**Exercise description:**
Every record below should be written out exactly; pictures stay out.

+++++

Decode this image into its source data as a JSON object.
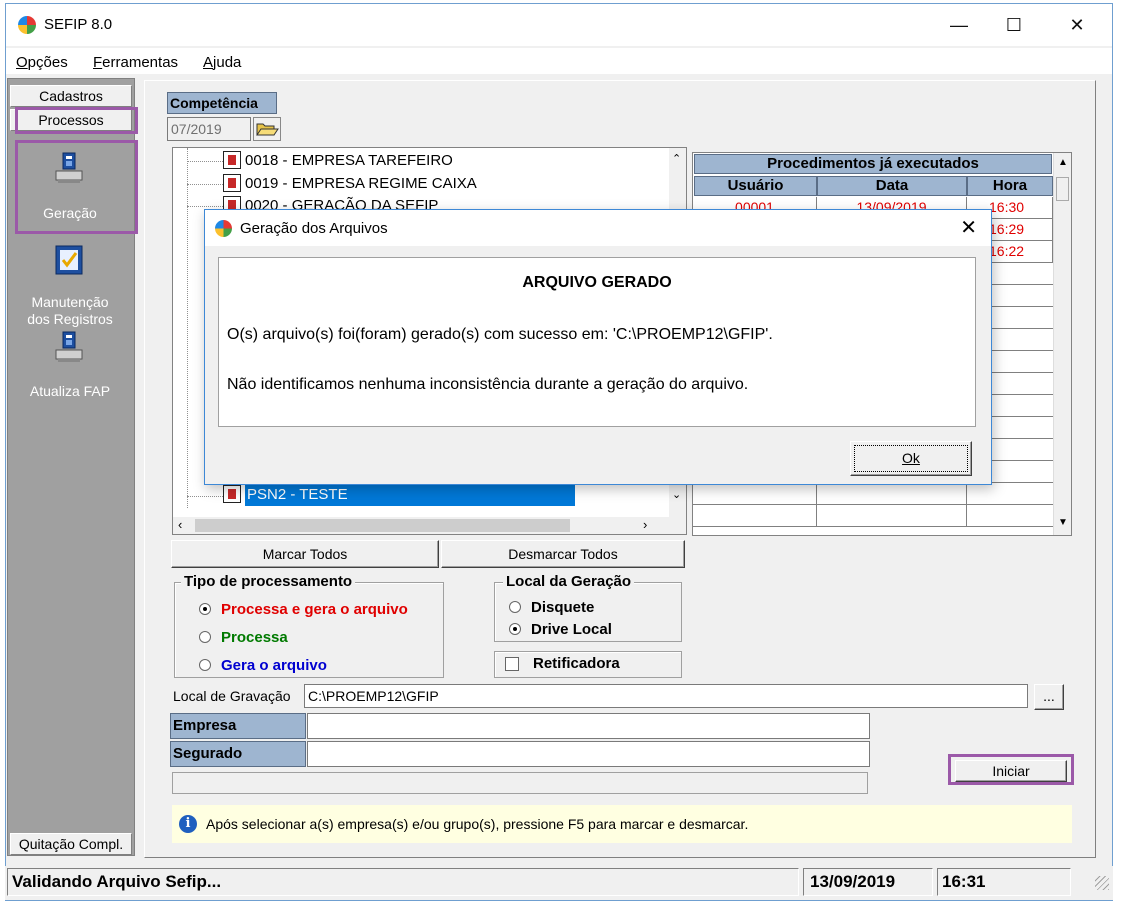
{
  "window": {
    "title": "SEFIP 8.0",
    "minimize": "—",
    "maximize": "☐",
    "close": "✕"
  },
  "menu": [
    {
      "label_first": "O",
      "label_rest": "pções"
    },
    {
      "label_first": "F",
      "label_rest": "erramentas"
    },
    {
      "label_first": "A",
      "label_rest": "juda"
    }
  ],
  "left_panel": {
    "tab_cadastros": "Cadastros",
    "tab_processos": "Processos",
    "items": [
      {
        "label": "Geração",
        "icon": "computer-disk-icon"
      },
      {
        "label_line1": "Manutenção",
        "label_line2": "dos Registros",
        "icon": "checklist-icon"
      },
      {
        "label": "Atualiza FAP",
        "icon": "computer-disk-icon"
      }
    ],
    "tab_quitacao": "Quitação Compl."
  },
  "competencia": {
    "label": "Competência",
    "value": "07/2019",
    "folder_icon": "open-folder-icon"
  },
  "tree": {
    "items": [
      "0018 - EMPRESA TAREFEIRO",
      "0019 - EMPRESA REGIME CAIXA",
      "0020 - GERAÇÃO DA SEFIP"
    ],
    "selected_item": "PSN2 - TESTE"
  },
  "procedimentos": {
    "title": "Procedimentos já executados",
    "columns": [
      "Usuário",
      "Data",
      "Hora"
    ],
    "rows": [
      {
        "usuario": "00001",
        "data": "13/09/2019",
        "hora": "16:30"
      },
      {
        "usuario": "",
        "data": "",
        "hora": "16:29"
      },
      {
        "usuario": "",
        "data": "",
        "hora": "16:22"
      }
    ]
  },
  "buttons": {
    "marcar_todos": "Marcar Todos",
    "desmarcar_todos": "Desmarcar Todos",
    "browse": "...",
    "iniciar": "Iniciar"
  },
  "tipo_processamento": {
    "title": "Tipo de processamento",
    "options": [
      {
        "label": "Processa e gera o arquivo",
        "selected": true,
        "color": "#e00000"
      },
      {
        "label": "Processa",
        "selected": false,
        "color": "#007a00"
      },
      {
        "label": "Gera o arquivo",
        "selected": false,
        "color": "#0000d0"
      }
    ]
  },
  "local_geracao": {
    "title": "Local da Geração",
    "options": [
      {
        "label": "Disquete",
        "selected": false
      },
      {
        "label": "Drive Local",
        "selected": true
      }
    ]
  },
  "retificadora": {
    "label": "Retificadora",
    "checked": false
  },
  "local_gravacao": {
    "label": "Local de Gravação",
    "value": "C:\\PROEMP12\\GFIP"
  },
  "fields": {
    "empresa": "Empresa",
    "segurado": "Segurado"
  },
  "info": {
    "icon": "info-icon",
    "text": "Após selecionar a(s) empresa(s) e/ou grupo(s), pressione F5 para marcar e desmarcar."
  },
  "status": {
    "message": "Validando Arquivo Sefip...",
    "date": "13/09/2019",
    "time": "16:31"
  },
  "dialog": {
    "title": "Geração dos Arquivos",
    "close": "✕",
    "heading": "ARQUIVO GERADO",
    "line1": "O(s) arquivo(s) foi(foram) gerado(s) com sucesso em: 'C:\\PROEMP12\\GFIP'.",
    "line2": "Não identificamos nenhuma inconsistência durante a geração do arquivo.",
    "ok": "Ok"
  },
  "colors": {
    "highlight": "#9b59a8",
    "header_blue": "#9eb5d0",
    "selection": "#0078d7"
  }
}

+++++

**Exercise output:**
Decode this image into its source data as a JSON object.
{
  "window": {
    "title": "SEFIP 8.0",
    "minimize": "—",
    "maximize": "☐",
    "close": "✕"
  },
  "menu": [
    {
      "label_first": "O",
      "label_rest": "pções"
    },
    {
      "label_first": "F",
      "label_rest": "erramentas"
    },
    {
      "label_first": "A",
      "label_rest": "juda"
    }
  ],
  "left_panel": {
    "tab_cadastros": "Cadastros",
    "tab_processos": "Processos",
    "items": [
      {
        "label": "Geração",
        "icon": "computer-disk-icon"
      },
      {
        "label_line1": "Manutenção",
        "label_line2": "dos Registros",
        "icon": "checklist-icon"
      },
      {
        "label": "Atualiza FAP",
        "icon": "computer-disk-icon"
      }
    ],
    "tab_quitacao": "Quitação Compl."
  },
  "competencia": {
    "label": "Competência",
    "value": "07/2019",
    "folder_icon": "open-folder-icon"
  },
  "tree": {
    "items": [
      "0018 - EMPRESA TAREFEIRO",
      "0019 - EMPRESA REGIME CAIXA",
      "0020 - GERAÇÃO DA SEFIP"
    ],
    "selected_item": "PSN2 - TESTE"
  },
  "procedimentos": {
    "title": "Procedimentos já executados",
    "columns": [
      "Usuário",
      "Data",
      "Hora"
    ],
    "rows": [
      {
        "usuario": "00001",
        "data": "13/09/2019",
        "hora": "16:30"
      },
      {
        "usuario": "",
        "data": "",
        "hora": "16:29"
      },
      {
        "usuario": "",
        "data": "",
        "hora": "16:22"
      }
    ]
  },
  "buttons": {
    "marcar_todos": "Marcar Todos",
    "desmarcar_todos": "Desmarcar Todos",
    "browse": "...",
    "iniciar": "Iniciar"
  },
  "tipo_processamento": {
    "title": "Tipo de processamento",
    "options": [
      {
        "label": "Processa e gera o arquivo",
        "selected": true,
        "color": "#e00000"
      },
      {
        "label": "Processa",
        "selected": false,
        "color": "#007a00"
      },
      {
        "label": "Gera o arquivo",
        "selected": false,
        "color": "#0000d0"
      }
    ]
  },
  "local_geracao": {
    "title": "Local da Geração",
    "options": [
      {
        "label": "Disquete",
        "selected": false
      },
      {
        "label": "Drive Local",
        "selected": true
      }
    ]
  },
  "retificadora": {
    "label": "Retificadora",
    "checked": false
  },
  "local_gravacao": {
    "label": "Local de Gravação",
    "value": "C:\\PROEMP12\\GFIP"
  },
  "fields": {
    "empresa": "Empresa",
    "segurado": "Segurado"
  },
  "info": {
    "icon": "info-icon",
    "text": "Após selecionar a(s) empresa(s) e/ou grupo(s), pressione F5 para marcar e desmarcar."
  },
  "status": {
    "message": "Validando Arquivo Sefip...",
    "date": "13/09/2019",
    "time": "16:31"
  },
  "dialog": {
    "title": "Geração dos Arquivos",
    "close": "✕",
    "heading": "ARQUIVO GERADO",
    "line1": "O(s) arquivo(s) foi(foram) gerado(s) com sucesso em: 'C:\\PROEMP12\\GFIP'.",
    "line2": "Não identificamos nenhuma inconsistência durante a geração do arquivo.",
    "ok": "Ok"
  },
  "colors": {
    "highlight": "#9b59a8",
    "header_blue": "#9eb5d0",
    "selection": "#0078d7"
  }
}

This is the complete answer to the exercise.